# WHAT THIS TASK INVOLVES
Filter this data down to the lines that hold "Demonstrator", and copy them.

# GIVEN ENTRIES
------------
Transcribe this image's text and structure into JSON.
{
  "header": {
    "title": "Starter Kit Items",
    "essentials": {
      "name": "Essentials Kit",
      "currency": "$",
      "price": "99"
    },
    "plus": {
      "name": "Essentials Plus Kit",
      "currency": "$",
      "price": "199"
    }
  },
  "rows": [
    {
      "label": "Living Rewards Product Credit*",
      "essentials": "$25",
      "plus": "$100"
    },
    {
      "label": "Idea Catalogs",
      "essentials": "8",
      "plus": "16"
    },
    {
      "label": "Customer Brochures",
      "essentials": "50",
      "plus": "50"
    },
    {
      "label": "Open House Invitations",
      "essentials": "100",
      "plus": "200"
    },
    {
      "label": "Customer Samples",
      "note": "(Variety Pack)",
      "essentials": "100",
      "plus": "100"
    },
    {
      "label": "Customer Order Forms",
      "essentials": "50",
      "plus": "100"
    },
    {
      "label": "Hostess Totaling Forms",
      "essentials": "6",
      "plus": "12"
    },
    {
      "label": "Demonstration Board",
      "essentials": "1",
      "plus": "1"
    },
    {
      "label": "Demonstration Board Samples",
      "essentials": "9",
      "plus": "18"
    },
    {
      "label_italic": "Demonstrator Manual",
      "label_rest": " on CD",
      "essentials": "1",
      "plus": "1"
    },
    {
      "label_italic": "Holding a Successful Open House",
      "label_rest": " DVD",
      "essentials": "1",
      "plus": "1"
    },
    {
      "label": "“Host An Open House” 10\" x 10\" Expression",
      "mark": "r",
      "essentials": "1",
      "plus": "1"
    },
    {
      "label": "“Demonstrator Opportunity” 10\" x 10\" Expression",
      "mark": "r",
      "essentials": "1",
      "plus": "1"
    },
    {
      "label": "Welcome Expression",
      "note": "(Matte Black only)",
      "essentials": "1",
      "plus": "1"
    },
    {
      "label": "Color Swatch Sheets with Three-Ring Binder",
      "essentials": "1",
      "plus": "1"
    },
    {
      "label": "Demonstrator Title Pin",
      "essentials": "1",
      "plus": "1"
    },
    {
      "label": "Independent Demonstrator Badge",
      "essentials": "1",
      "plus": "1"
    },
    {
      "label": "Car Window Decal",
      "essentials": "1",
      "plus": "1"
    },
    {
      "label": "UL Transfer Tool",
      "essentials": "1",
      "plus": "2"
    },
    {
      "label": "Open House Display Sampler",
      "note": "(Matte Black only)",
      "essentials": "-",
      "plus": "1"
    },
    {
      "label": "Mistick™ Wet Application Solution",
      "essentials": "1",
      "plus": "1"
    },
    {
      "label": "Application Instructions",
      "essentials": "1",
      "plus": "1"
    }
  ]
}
------------
# RESULT FOR THIS TASK
      "label_italic": "Demonstrator Manual",
      "label": "“Demonstrator Opportunity” 10\" x 10\" Expression",
      "label": "Demonstrator Title Pin",
      "label": "Independent Demonstrator Badge",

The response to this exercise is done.